Take every line from the listing below that includes "утюг" and copy it.

**DATA FOR THE TASK**
================

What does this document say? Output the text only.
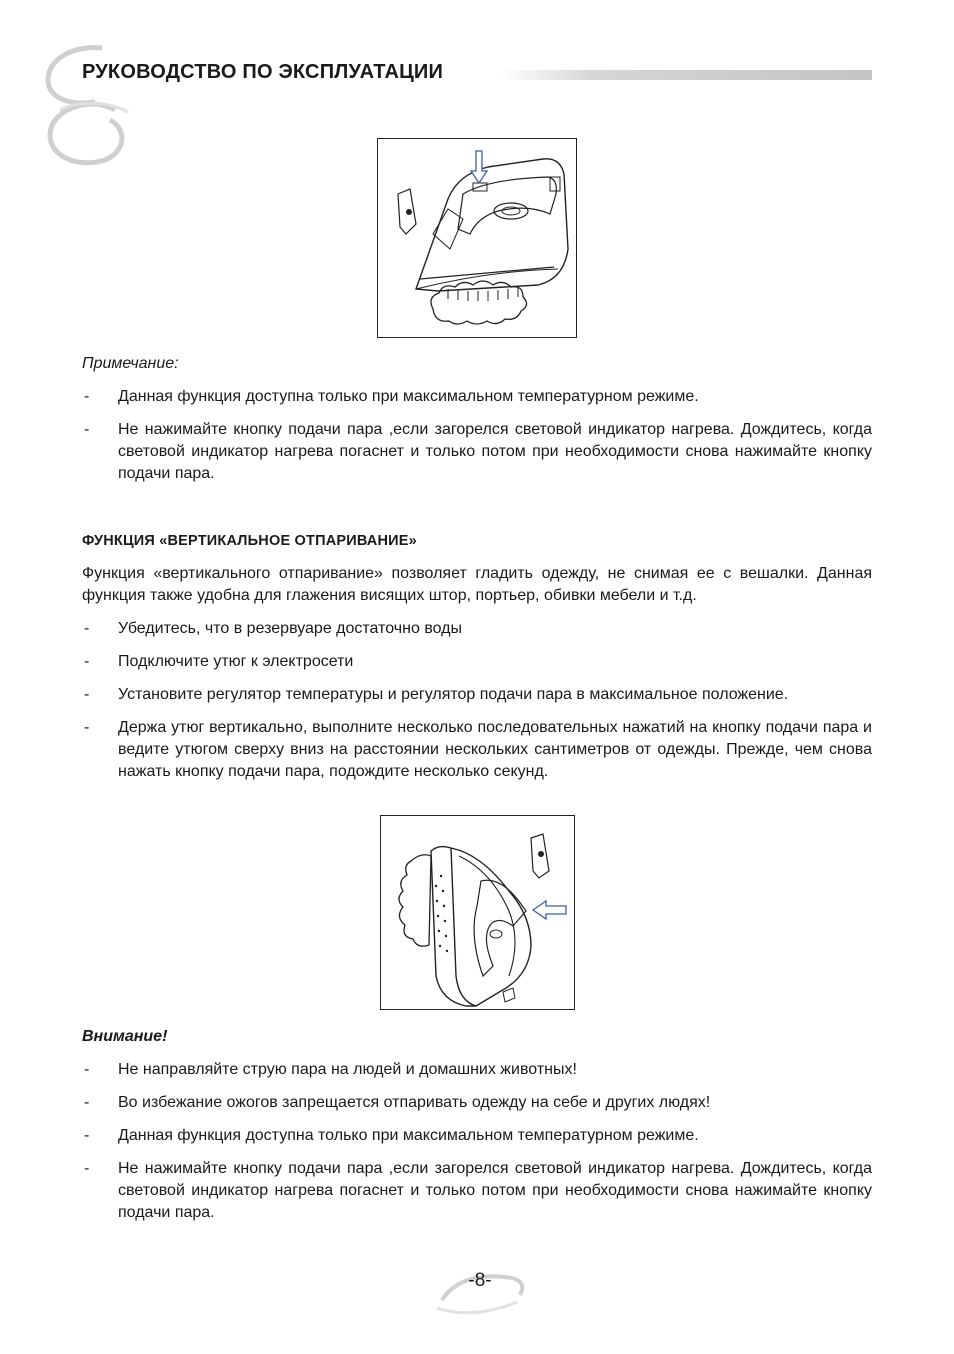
РУКОВОДСТВО ПО ЭКСПЛУАТАЦИИ
Примечание:
- Данная функция доступна только при максимальном температурном режиме.
- Не нажимайте кнопку подачи пара ,если загорелся световой индикатор нагрева. Дождитесь, когда световой индикатор нагрева погаснет и только потом при необходимости снова нажимайте кнопку подачи пара.
ФУНКЦИЯ «ВЕРТИКАЛЬНОЕ ОТПАРИВАНИЕ»
Функция «вертикального отпаривание» позволяет гладить одежду, не снимая ее с вешалки. Данная функция также удобна для глажения висящих штор, портьер, обивки мебели и т.д.
- Убедитесь, что в резервуаре достаточно воды
- Подключите утюг к электросети
- Установите регулятор температуры и регулятор подачи пара в максимальное положение.
- Держа утюг вертикально, выполните несколько последовательных нажатий на кнопку подачи пара и ведите утюгом сверху вниз на расстоянии нескольких сантиметров от одежды. Прежде, чем снова нажать кнопку подачи пара, подождите несколько секунд.
Внимание!
- Не направляйте струю пара на людей и домашних животных!
- Во избежание ожогов запрещается отпаривать одежду на себе и других людях!
- Данная функция доступна только при максимальном температурном режиме.
- Не нажимайте кнопку подачи пара ,если загорелся световой индикатор нагрева. Дождитесь, когда световой индикатор нагрева погаснет и только потом при необходимости снова нажимайте кнопку подачи пара.
-8-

================

**WRITTEN REPLY**
- Подключите утюг к электросети
- Держа утюг вертикально, выполните несколько последовательных нажатий на кнопку подачи пара и ведите утюгом сверху вниз на расстоянии нескольких сантиметров от одежды. Прежде, чем снова нажать кнопку подачи пара, подождите несколько секунд.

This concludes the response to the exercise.